--- START Available records ---
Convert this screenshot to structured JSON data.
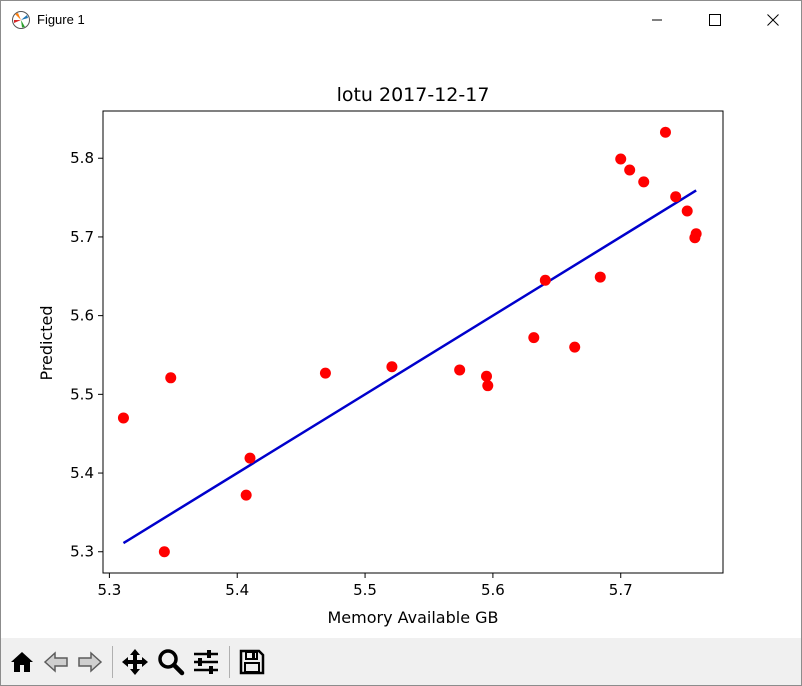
{
  "window": {
    "title": "Figure 1"
  },
  "toolbar": {
    "buttons": [
      "home-icon",
      "back-icon",
      "forward-icon",
      "pan-icon",
      "zoom-icon",
      "configure-subplots-icon",
      "save-icon"
    ]
  },
  "chart_data": {
    "type": "scatter",
    "title": "lotu 2017-12-17",
    "xlabel": "Memory Available GB",
    "ylabel": "Predicted",
    "xlim": [
      5.295,
      5.78
    ],
    "ylim": [
      5.273,
      5.86
    ],
    "xticks": [
      5.3,
      5.4,
      5.5,
      5.6,
      5.7
    ],
    "xtick_labels": [
      "5.3",
      "5.4",
      "5.5",
      "5.6",
      "5.7"
    ],
    "yticks": [
      5.3,
      5.4,
      5.5,
      5.6,
      5.7,
      5.8
    ],
    "ytick_labels": [
      "5.3",
      "5.4",
      "5.5",
      "5.6",
      "5.7",
      "5.8"
    ],
    "grid": false,
    "points": {
      "color": "#ff0000",
      "x": [
        5.311,
        5.343,
        5.348,
        5.407,
        5.41,
        5.469,
        5.521,
        5.574,
        5.595,
        5.596,
        5.632,
        5.641,
        5.664,
        5.684,
        5.7,
        5.707,
        5.718,
        5.735,
        5.743,
        5.752,
        5.758,
        5.759
      ],
      "y": [
        5.47,
        5.3,
        5.521,
        5.372,
        5.419,
        5.527,
        5.535,
        5.531,
        5.523,
        5.511,
        5.572,
        5.645,
        5.56,
        5.649,
        5.799,
        5.785,
        5.77,
        5.833,
        5.751,
        5.733,
        5.699,
        5.704
      ]
    },
    "fit_line": {
      "color": "#0000cc",
      "x": [
        5.311,
        5.759
      ],
      "y": [
        5.311,
        5.759
      ]
    }
  }
}
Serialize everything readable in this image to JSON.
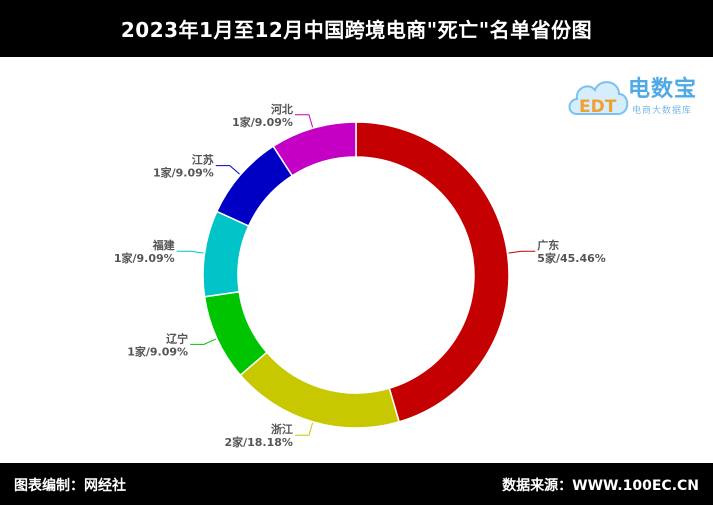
{
  "title": "2023年1月至12月中国跨境电商\"死亡\"名单省份图",
  "footer": {
    "left": "图表编制：网经社",
    "right": "数据来源：WWW.100EC.CN"
  },
  "logo": {
    "title": "电数宝",
    "subtitle": "电商大数据库",
    "mark": "EDT"
  },
  "chart_data": {
    "type": "pie",
    "donut": true,
    "start_angle_deg": 0,
    "direction": "clockwise",
    "categories": [
      "广东",
      "浙江",
      "辽宁",
      "福建",
      "江苏",
      "河北"
    ],
    "values": [
      5,
      2,
      1,
      1,
      1,
      1
    ],
    "value_labels": [
      "5家/45.46%",
      "2家/18.18%",
      "1家/9.09%",
      "1家/9.09%",
      "1家/9.09%",
      "1家/9.09%"
    ],
    "colors": [
      "#c40000",
      "#c8c800",
      "#00c400",
      "#00c4c8",
      "#0000c4",
      "#c400c4"
    ]
  }
}
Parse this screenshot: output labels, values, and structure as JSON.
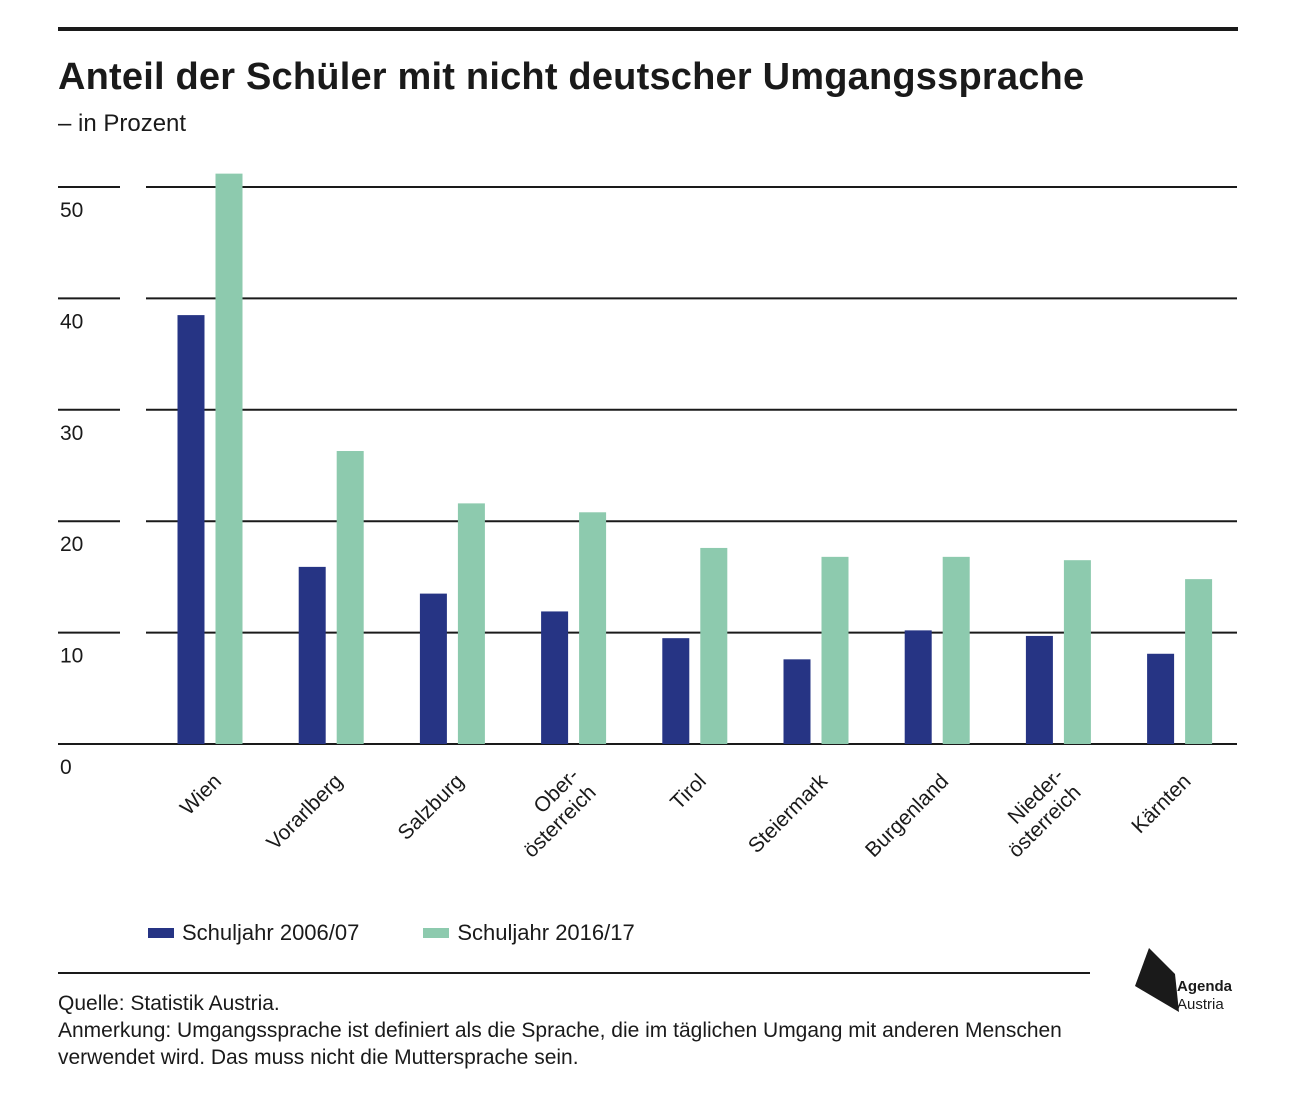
{
  "header": {
    "title": "Anteil der Schüler mit nicht deutscher Umgangssprache",
    "subtitle": "– in Prozent"
  },
  "legend": {
    "series_1": "Schuljahr 2006/07",
    "series_2": "Schuljahr 2016/17"
  },
  "footer": {
    "source": "Quelle: Statistik Austria.",
    "note": "Anmerkung: Umgangssprache ist definiert als die Sprache, die im täglichen Umgang mit anderen Menschen verwendet wird. Das muss nicht die Muttersprache sein."
  },
  "logo": {
    "line1": "Agenda",
    "line2": "Austria",
    "icon": "agenda-austria-logo-icon"
  },
  "colors": {
    "series_1": "#263484",
    "series_2": "#8dcaae",
    "grid": "#1a1a1a",
    "text": "#1a1a1a"
  },
  "chart_data": {
    "type": "bar",
    "title": "Anteil der Schüler mit nicht deutscher Umgangssprache",
    "subtitle": "– in Prozent",
    "xlabel": "",
    "ylabel": "",
    "ylim": [
      0,
      50
    ],
    "yticks": [
      0,
      10,
      20,
      30,
      40,
      50
    ],
    "grid": true,
    "legend_position": "bottom-left",
    "categories": [
      "Wien",
      "Vorarlberg",
      "Salzburg",
      "Ober-\nösterreich",
      "Tirol",
      "Steiermark",
      "Burgenland",
      "Nieder-\nösterreich",
      "Kärnten"
    ],
    "series": [
      {
        "name": "Schuljahr 2006/07",
        "values": [
          38.5,
          15.9,
          13.5,
          11.9,
          9.5,
          7.6,
          10.2,
          9.7,
          8.1
        ]
      },
      {
        "name": "Schuljahr 2016/17",
        "values": [
          51.2,
          26.3,
          21.6,
          20.8,
          17.6,
          16.8,
          16.8,
          16.5,
          14.8
        ]
      }
    ]
  }
}
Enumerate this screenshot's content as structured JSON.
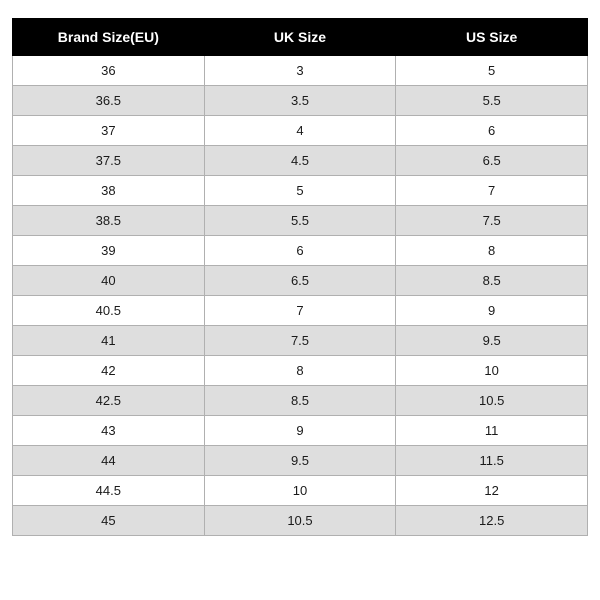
{
  "table": {
    "type": "table",
    "header_bg": "#000000",
    "header_fg": "#ffffff",
    "row_bg_even": "#ffffff",
    "row_bg_odd": "#dedede",
    "border_color": "#b0b0b0",
    "header_border_color": "#000000",
    "text_color": "#1a1a1a",
    "columns": [
      {
        "label": "Brand Size(EU)"
      },
      {
        "label": "UK Size"
      },
      {
        "label": "US Size"
      }
    ],
    "rows": [
      [
        "36",
        "3",
        "5"
      ],
      [
        "36.5",
        "3.5",
        "5.5"
      ],
      [
        "37",
        "4",
        "6"
      ],
      [
        "37.5",
        "4.5",
        "6.5"
      ],
      [
        "38",
        "5",
        "7"
      ],
      [
        "38.5",
        "5.5",
        "7.5"
      ],
      [
        "39",
        "6",
        "8"
      ],
      [
        "40",
        "6.5",
        "8.5"
      ],
      [
        "40.5",
        "7",
        "9"
      ],
      [
        "41",
        "7.5",
        "9.5"
      ],
      [
        "42",
        "8",
        "10"
      ],
      [
        "42.5",
        "8.5",
        "10.5"
      ],
      [
        "43",
        "9",
        "11"
      ],
      [
        "44",
        "9.5",
        "11.5"
      ],
      [
        "44.5",
        "10",
        "12"
      ],
      [
        "45",
        "10.5",
        "12.5"
      ]
    ]
  }
}
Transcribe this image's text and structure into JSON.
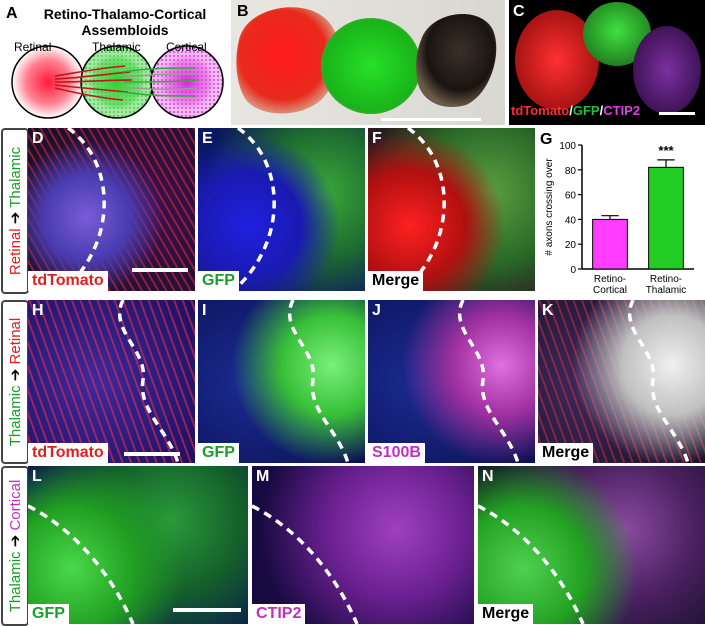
{
  "panel_letters": {
    "A": "A",
    "B": "B",
    "C": "C",
    "D": "D",
    "E": "E",
    "F": "F",
    "G": "G",
    "H": "H",
    "I": "I",
    "J": "J",
    "K": "K",
    "L": "L",
    "M": "M",
    "N": "N"
  },
  "schematic": {
    "title_line1": "Retino-Thalamo-Cortical",
    "title_line2": "Assembloids",
    "labels": [
      "Retinal",
      "Thalamic",
      "Cortical"
    ]
  },
  "panel_c": {
    "legend": [
      "tdTomato",
      "/",
      "GFP",
      "/",
      "CTIP2"
    ]
  },
  "row_labels": {
    "row1": [
      "Retinal",
      "Thalamic"
    ],
    "row2": [
      "Thalamic",
      "Retinal"
    ],
    "row3": [
      "Thalamic",
      "Cortical"
    ],
    "arrow": "➔"
  },
  "channels": {
    "D": "tdTomato",
    "E": "GFP",
    "F": "Merge",
    "H": "tdTomato",
    "I": "GFP",
    "J": "S100B",
    "K": "Merge",
    "L": "GFP",
    "M": "CTIP2",
    "N": "Merge"
  },
  "colors": {
    "red": "#ff2a2a",
    "green": "#1fbf3a",
    "magenta": "#e040e0",
    "blue": "#1e3cff"
  },
  "chart_data": {
    "type": "bar",
    "categories": [
      [
        "Retino-",
        "Cortical"
      ],
      [
        "Retino-",
        "Thalamic"
      ]
    ],
    "values": [
      40,
      82
    ],
    "errors": [
      3,
      6
    ],
    "bar_colors": [
      "#ff3cff",
      "#22cc22"
    ],
    "ylabel": "# axons crossing over",
    "ylim": [
      0,
      100
    ],
    "yticks": [
      0,
      20,
      40,
      60,
      80,
      100
    ],
    "annotations": [
      {
        "category_index": 1,
        "text": "***"
      }
    ]
  }
}
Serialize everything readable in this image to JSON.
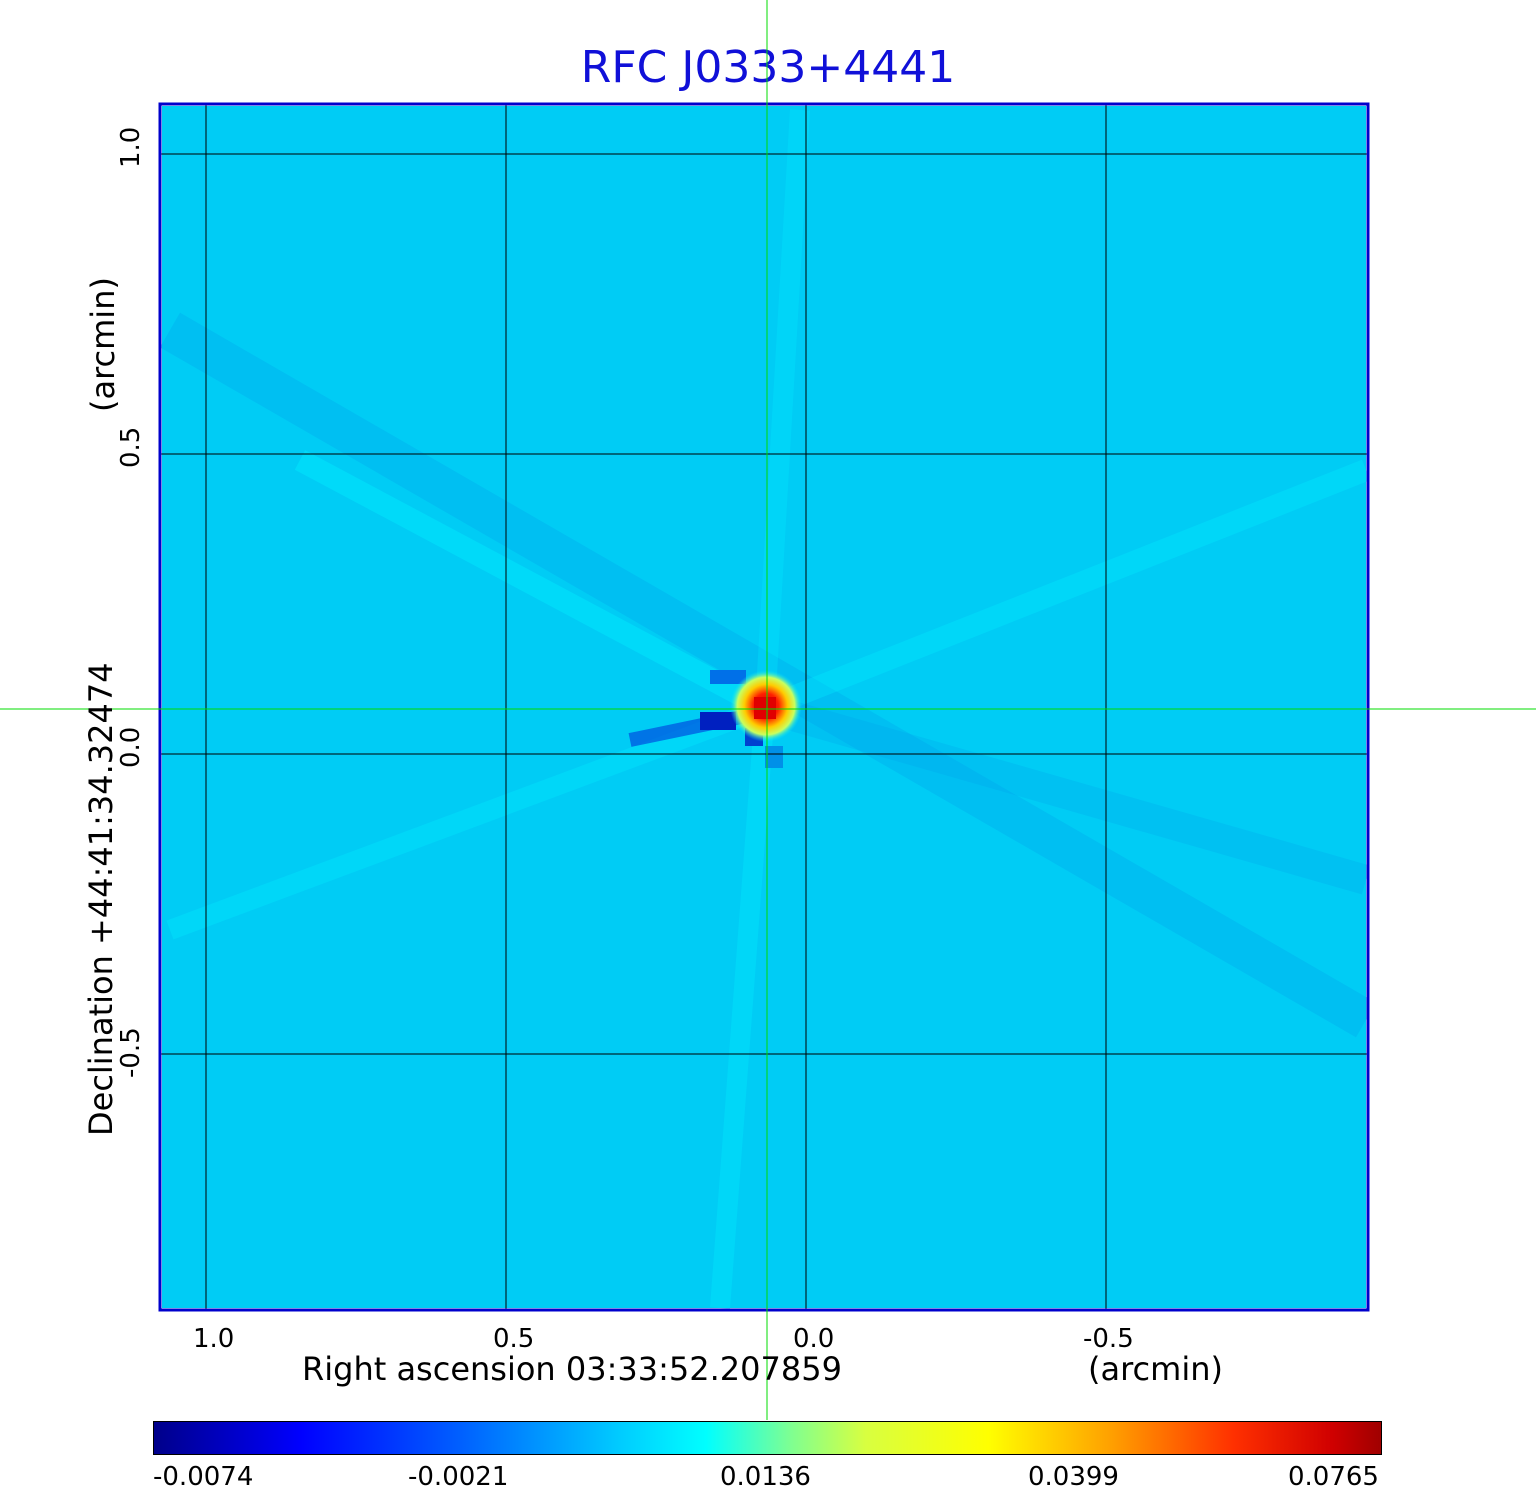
{
  "title": "RFC J0333+4441",
  "xaxis": {
    "label": "Right ascension  03:33:52.207859",
    "unit": "(arcmin)",
    "ticks": [
      "1.0",
      "0.5",
      "0.0",
      "-0.5"
    ]
  },
  "yaxis": {
    "label": "Declination  +44:41:34.32474",
    "unit": "(arcmin)",
    "ticks": [
      "1.0",
      "0.5",
      "0.0",
      "-0.5"
    ]
  },
  "colorbar": {
    "ticks": [
      "-0.0074",
      "-0.0021",
      "0.0136",
      "0.0399",
      "0.0765"
    ],
    "colormap": "jet"
  },
  "colors": {
    "title": "#1010d8",
    "frame": "#0000cc",
    "crosshair": "#00dd00",
    "background_field": "#00ccff"
  }
}
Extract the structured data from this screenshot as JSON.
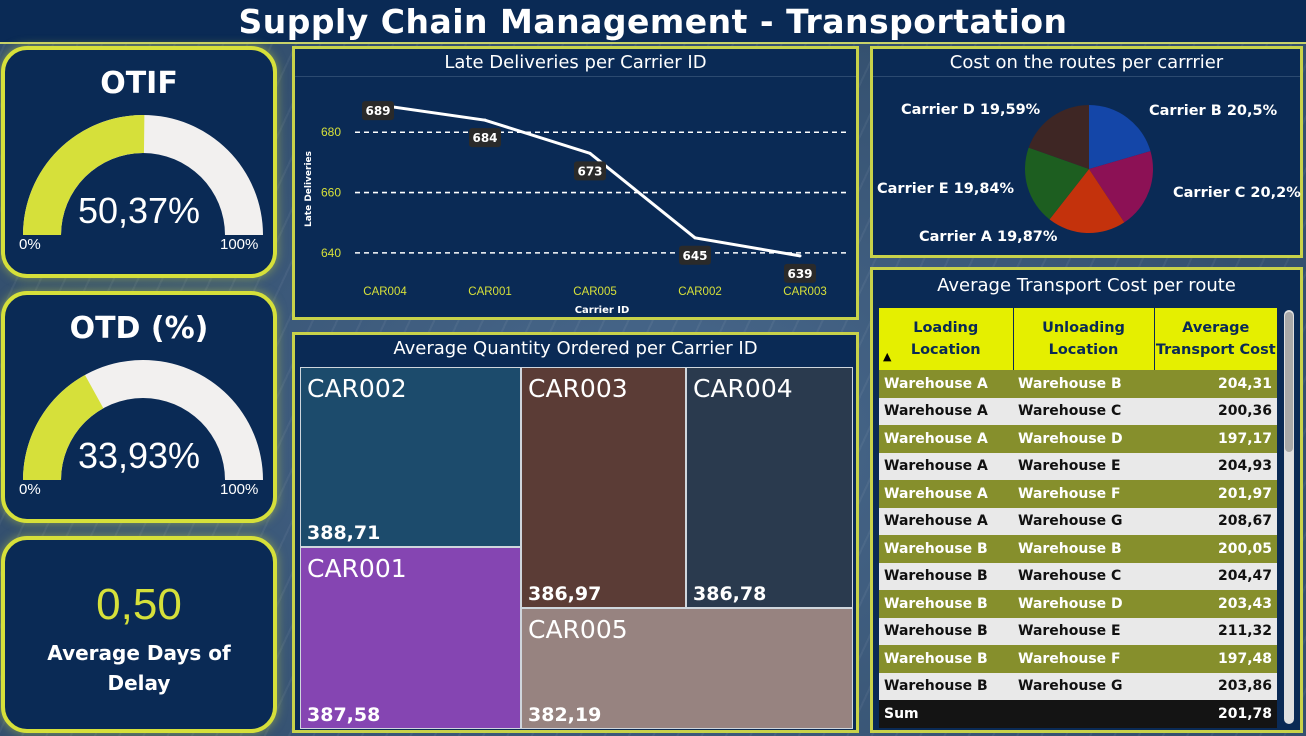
--- END Available records ---
Only lines that contain the word "Size" are wanted; copy each of them.

        "label": "Brand Size(EU)"
        "label": "UK Size"
        "label": "US Size"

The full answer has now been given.